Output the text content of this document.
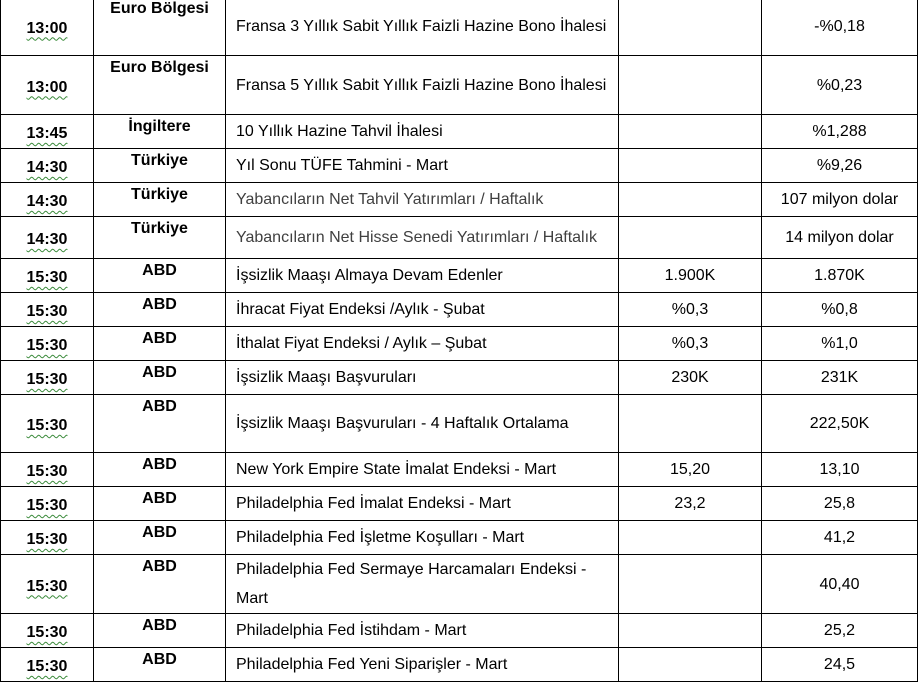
13:00	Euro Bölgesi	Fransa 3 Yıllık Sabit Yıllık Faizli Hazine Bono İhalesi		-%0,18
13:00	Euro Bölgesi	Fransa 5 Yıllık Sabit Yıllık Faizli Hazine Bono İhalesi		%0,23
13:45	İngiltere	10 Yıllık Hazine Tahvil İhalesi		%1,288
14:30	Türkiye	Yıl Sonu TÜFE Tahmini - Mart		%9,26
14:30	Türkiye	Yabancıların Net Tahvil Yatırımları / Haftalık		107 milyon dolar
14:30	Türkiye	Yabancıların Net Hisse Senedi Yatırımları / Haftalık		14 milyon dolar
15:30	ABD	İşsizlik Maaşı Almaya Devam Edenler	1.900K	1.870K
15:30	ABD	İhracat Fiyat Endeksi /Aylık - Şubat	%0,3	%0,8
15:30	ABD	İthalat Fiyat Endeksi / Aylık – Şubat	%0,3	%1,0
15:30	ABD	İşsizlik Maaşı Başvuruları	230K	231K
15:30	ABD	İşsizlik Maaşı Başvuruları - 4 Haftalık Ortalama		222,50K
15:30	ABD	New York Empire State İmalat Endeksi - Mart	15,20	13,10
15:30	ABD	Philadelphia Fed İmalat Endeksi - Mart	23,2	25,8
15:30	ABD	Philadelphia Fed İşletme Koşulları - Mart		41,2
15:30	ABD	Philadelphia Fed Sermaye Harcamaları Endeksi - Mart		40,40
15:30	ABD	Philadelphia Fed İstihdam - Mart		25,2
15:30	ABD	Philadelphia Fed Yeni Siparişler - Mart		24,5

» **WRITTEN INSTRUCTION**
Write out the records above exactly as they stand, leaving out every picture.

» **CORRECT RESPONSE**
Output the text content of this document.
13:00	Euro Bölgesi	Fransa 3 Yıllık Sabit Yıllık Faizli Hazine Bono İhalesi		-%0,18
13:00	Euro Bölgesi	Fransa 5 Yıllık Sabit Yıllık Faizli Hazine Bono İhalesi		%0,23
13:45	İngiltere	10 Yıllık Hazine Tahvil İhalesi		%1,288
14:30	Türkiye	Yıl Sonu TÜFE Tahmini - Mart		%9,26
14:30	Türkiye	Yabancıların Net Tahvil Yatırımları / Haftalık		107 milyon dolar
14:30	Türkiye	Yabancıların Net Hisse Senedi Yatırımları / Haftalık		14 milyon dolar
15:30	ABD	İşsizlik Maaşı Almaya Devam Edenler	1.900K	1.870K
15:30	ABD	İhracat Fiyat Endeksi /Aylık - Şubat	%0,3	%0,8
15:30	ABD	İthalat Fiyat Endeksi / Aylık – Şubat	%0,3	%1,0
15:30	ABD	İşsizlik Maaşı Başvuruları	230K	231K
15:30	ABD	İşsizlik Maaşı Başvuruları - 4 Haftalık Ortalama		222,50K
15:30	ABD	New York Empire State İmalat Endeksi - Mart	15,20	13,10
15:30	ABD	Philadelphia Fed İmalat Endeksi - Mart	23,2	25,8
15:30	ABD	Philadelphia Fed İşletme Koşulları - Mart		41,2
15:30	ABD	Philadelphia Fed Sermaye Harcamaları Endeksi - Mart		40,40
15:30	ABD	Philadelphia Fed İstihdam - Mart		25,2
15:30	ABD	Philadelphia Fed Yeni Siparişler - Mart		24,5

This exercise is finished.